• PROBLEM STATEMENT: Repeat the whole listing below, word for word.

----

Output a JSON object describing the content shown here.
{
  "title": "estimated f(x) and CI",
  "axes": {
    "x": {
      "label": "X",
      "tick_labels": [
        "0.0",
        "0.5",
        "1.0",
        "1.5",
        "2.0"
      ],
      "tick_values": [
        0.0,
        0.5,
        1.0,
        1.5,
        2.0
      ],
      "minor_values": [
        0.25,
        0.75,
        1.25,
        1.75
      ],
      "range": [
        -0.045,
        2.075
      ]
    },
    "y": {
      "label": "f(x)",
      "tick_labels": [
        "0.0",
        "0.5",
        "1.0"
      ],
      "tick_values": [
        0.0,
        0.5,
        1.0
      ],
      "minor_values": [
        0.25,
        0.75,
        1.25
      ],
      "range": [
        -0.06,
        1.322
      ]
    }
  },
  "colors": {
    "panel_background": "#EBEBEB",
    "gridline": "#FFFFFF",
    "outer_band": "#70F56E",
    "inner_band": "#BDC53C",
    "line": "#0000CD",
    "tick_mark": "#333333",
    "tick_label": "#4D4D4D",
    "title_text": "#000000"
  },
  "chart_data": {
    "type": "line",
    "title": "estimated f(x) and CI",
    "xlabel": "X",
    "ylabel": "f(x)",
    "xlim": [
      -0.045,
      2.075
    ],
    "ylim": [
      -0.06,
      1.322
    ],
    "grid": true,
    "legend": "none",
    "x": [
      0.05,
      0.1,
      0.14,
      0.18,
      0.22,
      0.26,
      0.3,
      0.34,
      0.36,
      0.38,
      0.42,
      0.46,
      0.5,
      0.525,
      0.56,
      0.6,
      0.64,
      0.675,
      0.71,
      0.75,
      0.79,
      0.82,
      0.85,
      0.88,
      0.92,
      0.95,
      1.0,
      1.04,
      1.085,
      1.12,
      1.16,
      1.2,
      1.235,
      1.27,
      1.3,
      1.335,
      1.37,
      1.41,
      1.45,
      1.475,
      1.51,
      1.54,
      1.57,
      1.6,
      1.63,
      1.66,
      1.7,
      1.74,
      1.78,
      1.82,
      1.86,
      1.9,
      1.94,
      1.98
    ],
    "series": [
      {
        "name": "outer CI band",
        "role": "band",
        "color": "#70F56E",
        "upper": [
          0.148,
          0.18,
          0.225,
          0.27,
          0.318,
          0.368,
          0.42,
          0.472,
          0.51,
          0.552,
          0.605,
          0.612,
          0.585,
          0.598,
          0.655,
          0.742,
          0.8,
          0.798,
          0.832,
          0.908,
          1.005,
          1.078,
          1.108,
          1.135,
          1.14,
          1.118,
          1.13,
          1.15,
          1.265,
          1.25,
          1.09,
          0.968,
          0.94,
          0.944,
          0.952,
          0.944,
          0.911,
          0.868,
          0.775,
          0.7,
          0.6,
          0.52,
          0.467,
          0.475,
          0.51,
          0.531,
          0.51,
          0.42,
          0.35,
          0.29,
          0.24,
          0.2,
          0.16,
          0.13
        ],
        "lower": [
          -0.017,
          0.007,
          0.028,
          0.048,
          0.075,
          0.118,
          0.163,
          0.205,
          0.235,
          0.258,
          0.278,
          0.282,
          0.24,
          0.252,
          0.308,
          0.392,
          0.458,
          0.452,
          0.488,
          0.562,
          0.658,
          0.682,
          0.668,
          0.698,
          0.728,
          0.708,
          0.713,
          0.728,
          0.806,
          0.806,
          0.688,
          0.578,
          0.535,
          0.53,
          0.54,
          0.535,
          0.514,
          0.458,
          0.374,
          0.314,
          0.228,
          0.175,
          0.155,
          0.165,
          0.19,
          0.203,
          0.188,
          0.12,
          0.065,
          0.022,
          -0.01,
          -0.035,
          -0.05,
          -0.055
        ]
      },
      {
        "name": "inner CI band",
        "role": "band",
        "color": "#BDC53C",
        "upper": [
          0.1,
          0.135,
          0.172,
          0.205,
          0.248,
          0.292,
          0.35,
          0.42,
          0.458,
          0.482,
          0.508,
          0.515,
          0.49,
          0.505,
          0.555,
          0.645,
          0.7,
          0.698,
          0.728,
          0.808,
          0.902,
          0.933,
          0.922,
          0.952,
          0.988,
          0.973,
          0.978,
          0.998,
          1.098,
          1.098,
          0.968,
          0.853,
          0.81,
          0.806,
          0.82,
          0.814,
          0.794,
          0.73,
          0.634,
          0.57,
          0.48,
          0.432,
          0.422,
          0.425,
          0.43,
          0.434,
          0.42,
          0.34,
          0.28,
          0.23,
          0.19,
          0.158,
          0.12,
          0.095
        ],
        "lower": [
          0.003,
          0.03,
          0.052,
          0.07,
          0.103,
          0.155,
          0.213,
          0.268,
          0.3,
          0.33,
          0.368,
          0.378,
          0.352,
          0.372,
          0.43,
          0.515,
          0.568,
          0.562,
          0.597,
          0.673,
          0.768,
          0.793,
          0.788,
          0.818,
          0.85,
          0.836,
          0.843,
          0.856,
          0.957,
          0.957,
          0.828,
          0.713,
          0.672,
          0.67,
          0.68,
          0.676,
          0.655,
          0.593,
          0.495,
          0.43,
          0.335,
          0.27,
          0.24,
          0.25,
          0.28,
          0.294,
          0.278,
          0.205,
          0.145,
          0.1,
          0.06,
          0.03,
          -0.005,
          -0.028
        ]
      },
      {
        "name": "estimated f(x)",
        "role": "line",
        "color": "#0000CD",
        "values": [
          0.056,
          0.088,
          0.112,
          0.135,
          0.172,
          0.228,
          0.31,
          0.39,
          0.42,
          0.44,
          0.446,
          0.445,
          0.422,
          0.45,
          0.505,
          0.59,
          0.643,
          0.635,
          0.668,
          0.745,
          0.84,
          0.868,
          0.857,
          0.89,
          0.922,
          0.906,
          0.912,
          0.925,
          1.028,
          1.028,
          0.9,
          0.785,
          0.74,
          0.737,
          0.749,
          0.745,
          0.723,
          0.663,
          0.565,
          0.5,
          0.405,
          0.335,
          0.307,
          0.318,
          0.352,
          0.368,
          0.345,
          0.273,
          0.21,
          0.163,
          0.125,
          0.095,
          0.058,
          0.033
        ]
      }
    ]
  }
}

----

• RESPONSE TO THIS TASK:
Output a JSON object describing the content shown here.
{
  "title": "estimated f(x) and CI",
  "axes": {
    "x": {
      "label": "X",
      "tick_labels": [
        "0.0",
        "0.5",
        "1.0",
        "1.5",
        "2.0"
      ],
      "tick_values": [
        0.0,
        0.5,
        1.0,
        1.5,
        2.0
      ],
      "minor_values": [
        0.25,
        0.75,
        1.25,
        1.75
      ],
      "range": [
        -0.045,
        2.075
      ]
    },
    "y": {
      "label": "f(x)",
      "tick_labels": [
        "0.0",
        "0.5",
        "1.0"
      ],
      "tick_values": [
        0.0,
        0.5,
        1.0
      ],
      "minor_values": [
        0.25,
        0.75,
        1.25
      ],
      "range": [
        -0.06,
        1.322
      ]
    }
  },
  "colors": {
    "panel_background": "#EBEBEB",
    "gridline": "#FFFFFF",
    "outer_band": "#70F56E",
    "inner_band": "#BDC53C",
    "line": "#0000CD",
    "tick_mark": "#333333",
    "tick_label": "#4D4D4D",
    "title_text": "#000000"
  },
  "chart_data": {
    "type": "line",
    "title": "estimated f(x) and CI",
    "xlabel": "X",
    "ylabel": "f(x)",
    "xlim": [
      -0.045,
      2.075
    ],
    "ylim": [
      -0.06,
      1.322
    ],
    "grid": true,
    "legend": "none",
    "x": [
      0.05,
      0.1,
      0.14,
      0.18,
      0.22,
      0.26,
      0.3,
      0.34,
      0.36,
      0.38,
      0.42,
      0.46,
      0.5,
      0.525,
      0.56,
      0.6,
      0.64,
      0.675,
      0.71,
      0.75,
      0.79,
      0.82,
      0.85,
      0.88,
      0.92,
      0.95,
      1.0,
      1.04,
      1.085,
      1.12,
      1.16,
      1.2,
      1.235,
      1.27,
      1.3,
      1.335,
      1.37,
      1.41,
      1.45,
      1.475,
      1.51,
      1.54,
      1.57,
      1.6,
      1.63,
      1.66,
      1.7,
      1.74,
      1.78,
      1.82,
      1.86,
      1.9,
      1.94,
      1.98
    ],
    "series": [
      {
        "name": "outer CI band",
        "role": "band",
        "color": "#70F56E",
        "upper": [
          0.148,
          0.18,
          0.225,
          0.27,
          0.318,
          0.368,
          0.42,
          0.472,
          0.51,
          0.552,
          0.605,
          0.612,
          0.585,
          0.598,
          0.655,
          0.742,
          0.8,
          0.798,
          0.832,
          0.908,
          1.005,
          1.078,
          1.108,
          1.135,
          1.14,
          1.118,
          1.13,
          1.15,
          1.265,
          1.25,
          1.09,
          0.968,
          0.94,
          0.944,
          0.952,
          0.944,
          0.911,
          0.868,
          0.775,
          0.7,
          0.6,
          0.52,
          0.467,
          0.475,
          0.51,
          0.531,
          0.51,
          0.42,
          0.35,
          0.29,
          0.24,
          0.2,
          0.16,
          0.13
        ],
        "lower": [
          -0.017,
          0.007,
          0.028,
          0.048,
          0.075,
          0.118,
          0.163,
          0.205,
          0.235,
          0.258,
          0.278,
          0.282,
          0.24,
          0.252,
          0.308,
          0.392,
          0.458,
          0.452,
          0.488,
          0.562,
          0.658,
          0.682,
          0.668,
          0.698,
          0.728,
          0.708,
          0.713,
          0.728,
          0.806,
          0.806,
          0.688,
          0.578,
          0.535,
          0.53,
          0.54,
          0.535,
          0.514,
          0.458,
          0.374,
          0.314,
          0.228,
          0.175,
          0.155,
          0.165,
          0.19,
          0.203,
          0.188,
          0.12,
          0.065,
          0.022,
          -0.01,
          -0.035,
          -0.05,
          -0.055
        ]
      },
      {
        "name": "inner CI band",
        "role": "band",
        "color": "#BDC53C",
        "upper": [
          0.1,
          0.135,
          0.172,
          0.205,
          0.248,
          0.292,
          0.35,
          0.42,
          0.458,
          0.482,
          0.508,
          0.515,
          0.49,
          0.505,
          0.555,
          0.645,
          0.7,
          0.698,
          0.728,
          0.808,
          0.902,
          0.933,
          0.922,
          0.952,
          0.988,
          0.973,
          0.978,
          0.998,
          1.098,
          1.098,
          0.968,
          0.853,
          0.81,
          0.806,
          0.82,
          0.814,
          0.794,
          0.73,
          0.634,
          0.57,
          0.48,
          0.432,
          0.422,
          0.425,
          0.43,
          0.434,
          0.42,
          0.34,
          0.28,
          0.23,
          0.19,
          0.158,
          0.12,
          0.095
        ],
        "lower": [
          0.003,
          0.03,
          0.052,
          0.07,
          0.103,
          0.155,
          0.213,
          0.268,
          0.3,
          0.33,
          0.368,
          0.378,
          0.352,
          0.372,
          0.43,
          0.515,
          0.568,
          0.562,
          0.597,
          0.673,
          0.768,
          0.793,
          0.788,
          0.818,
          0.85,
          0.836,
          0.843,
          0.856,
          0.957,
          0.957,
          0.828,
          0.713,
          0.672,
          0.67,
          0.68,
          0.676,
          0.655,
          0.593,
          0.495,
          0.43,
          0.335,
          0.27,
          0.24,
          0.25,
          0.28,
          0.294,
          0.278,
          0.205,
          0.145,
          0.1,
          0.06,
          0.03,
          -0.005,
          -0.028
        ]
      },
      {
        "name": "estimated f(x)",
        "role": "line",
        "color": "#0000CD",
        "values": [
          0.056,
          0.088,
          0.112,
          0.135,
          0.172,
          0.228,
          0.31,
          0.39,
          0.42,
          0.44,
          0.446,
          0.445,
          0.422,
          0.45,
          0.505,
          0.59,
          0.643,
          0.635,
          0.668,
          0.745,
          0.84,
          0.868,
          0.857,
          0.89,
          0.922,
          0.906,
          0.912,
          0.925,
          1.028,
          1.028,
          0.9,
          0.785,
          0.74,
          0.737,
          0.749,
          0.745,
          0.723,
          0.663,
          0.565,
          0.5,
          0.405,
          0.335,
          0.307,
          0.318,
          0.352,
          0.368,
          0.345,
          0.273,
          0.21,
          0.163,
          0.125,
          0.095,
          0.058,
          0.033
        ]
      }
    ]
  }
}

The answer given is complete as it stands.